### TASK
Search the records below for the word "that" and show every line where it occurs.

### EXTRACTED MATERIAL
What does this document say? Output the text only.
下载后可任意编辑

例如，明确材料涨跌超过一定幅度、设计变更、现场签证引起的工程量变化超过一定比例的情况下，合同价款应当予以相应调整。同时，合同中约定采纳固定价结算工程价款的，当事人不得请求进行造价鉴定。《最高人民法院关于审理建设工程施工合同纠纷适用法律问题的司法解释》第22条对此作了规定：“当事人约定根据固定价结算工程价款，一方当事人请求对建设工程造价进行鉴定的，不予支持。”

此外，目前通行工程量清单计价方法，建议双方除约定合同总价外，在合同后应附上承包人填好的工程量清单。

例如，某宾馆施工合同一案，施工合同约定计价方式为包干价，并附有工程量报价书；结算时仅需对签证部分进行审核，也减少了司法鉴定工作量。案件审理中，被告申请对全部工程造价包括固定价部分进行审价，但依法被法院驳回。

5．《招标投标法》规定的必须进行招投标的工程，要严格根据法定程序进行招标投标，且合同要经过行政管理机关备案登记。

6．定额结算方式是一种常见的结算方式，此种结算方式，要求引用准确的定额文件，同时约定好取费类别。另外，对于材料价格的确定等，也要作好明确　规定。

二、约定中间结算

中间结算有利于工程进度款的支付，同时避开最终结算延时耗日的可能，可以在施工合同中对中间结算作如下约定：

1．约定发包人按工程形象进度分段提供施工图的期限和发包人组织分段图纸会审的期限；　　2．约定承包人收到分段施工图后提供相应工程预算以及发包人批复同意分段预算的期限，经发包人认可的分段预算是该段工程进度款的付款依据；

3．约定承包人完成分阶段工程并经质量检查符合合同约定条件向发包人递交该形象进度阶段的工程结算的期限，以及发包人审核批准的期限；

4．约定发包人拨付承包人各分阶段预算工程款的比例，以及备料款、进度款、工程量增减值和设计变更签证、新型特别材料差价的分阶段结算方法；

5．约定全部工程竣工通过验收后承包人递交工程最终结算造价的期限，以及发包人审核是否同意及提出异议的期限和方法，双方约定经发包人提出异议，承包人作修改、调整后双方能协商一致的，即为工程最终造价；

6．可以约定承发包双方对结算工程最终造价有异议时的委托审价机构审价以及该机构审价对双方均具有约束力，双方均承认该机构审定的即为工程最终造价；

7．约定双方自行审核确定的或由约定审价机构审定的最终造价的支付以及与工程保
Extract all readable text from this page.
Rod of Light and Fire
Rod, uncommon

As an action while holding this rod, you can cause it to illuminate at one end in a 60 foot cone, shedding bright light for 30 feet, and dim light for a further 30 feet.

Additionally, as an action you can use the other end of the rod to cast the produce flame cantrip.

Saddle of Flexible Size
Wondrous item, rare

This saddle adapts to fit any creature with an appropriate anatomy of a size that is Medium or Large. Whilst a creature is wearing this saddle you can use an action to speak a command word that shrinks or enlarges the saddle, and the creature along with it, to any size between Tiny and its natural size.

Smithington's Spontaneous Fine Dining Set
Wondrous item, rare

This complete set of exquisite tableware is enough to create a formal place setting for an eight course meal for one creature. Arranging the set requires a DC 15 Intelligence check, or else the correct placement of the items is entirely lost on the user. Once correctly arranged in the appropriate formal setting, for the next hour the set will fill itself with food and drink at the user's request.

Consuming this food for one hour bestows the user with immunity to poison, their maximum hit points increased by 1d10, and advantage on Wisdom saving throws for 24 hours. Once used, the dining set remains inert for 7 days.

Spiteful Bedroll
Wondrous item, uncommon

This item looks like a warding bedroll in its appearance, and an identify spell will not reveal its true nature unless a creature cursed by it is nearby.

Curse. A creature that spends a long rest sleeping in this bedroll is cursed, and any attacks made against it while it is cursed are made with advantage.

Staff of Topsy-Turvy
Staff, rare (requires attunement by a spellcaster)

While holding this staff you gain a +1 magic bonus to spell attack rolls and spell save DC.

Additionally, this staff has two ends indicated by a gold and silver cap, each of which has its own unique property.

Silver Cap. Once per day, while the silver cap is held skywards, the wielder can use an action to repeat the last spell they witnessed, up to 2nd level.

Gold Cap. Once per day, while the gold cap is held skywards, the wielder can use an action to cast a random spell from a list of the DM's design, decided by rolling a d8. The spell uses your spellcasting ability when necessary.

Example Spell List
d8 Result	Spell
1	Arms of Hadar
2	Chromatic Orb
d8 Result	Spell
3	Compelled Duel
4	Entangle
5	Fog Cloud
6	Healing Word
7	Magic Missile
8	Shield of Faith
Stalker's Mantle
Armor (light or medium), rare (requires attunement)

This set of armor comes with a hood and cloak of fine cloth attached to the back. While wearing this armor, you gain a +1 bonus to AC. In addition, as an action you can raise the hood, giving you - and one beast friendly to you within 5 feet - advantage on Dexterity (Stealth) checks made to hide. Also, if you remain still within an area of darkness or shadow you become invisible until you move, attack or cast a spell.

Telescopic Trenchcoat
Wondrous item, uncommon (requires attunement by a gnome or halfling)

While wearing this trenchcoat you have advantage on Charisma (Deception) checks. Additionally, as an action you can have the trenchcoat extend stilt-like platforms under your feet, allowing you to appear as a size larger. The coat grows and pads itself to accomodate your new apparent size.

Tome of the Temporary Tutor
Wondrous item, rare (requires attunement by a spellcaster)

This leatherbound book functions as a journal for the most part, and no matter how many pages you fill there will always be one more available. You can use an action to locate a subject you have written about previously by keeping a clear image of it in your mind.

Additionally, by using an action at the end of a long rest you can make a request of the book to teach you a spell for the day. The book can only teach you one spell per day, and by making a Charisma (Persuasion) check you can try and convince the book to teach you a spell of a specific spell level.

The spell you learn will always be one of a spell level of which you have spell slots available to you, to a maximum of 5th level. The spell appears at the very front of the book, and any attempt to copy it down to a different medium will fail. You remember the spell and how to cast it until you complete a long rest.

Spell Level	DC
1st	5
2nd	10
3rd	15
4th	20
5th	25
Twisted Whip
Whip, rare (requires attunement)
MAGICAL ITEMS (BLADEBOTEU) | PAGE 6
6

### RESPONSE
This saddle adapts to fit any creature with an appropriate anatomy of a size that is Medium or Large. Whilst a creature is wearing this saddle you can use an action to speak a command word that shrinks or enlarges the saddle, and the creature along with it, to any size between Tiny and its natural size.
Curse. A creature that spends a long rest sleeping in this bedroll is cursed, and any attacks made against it while it is cursed are made with advantage.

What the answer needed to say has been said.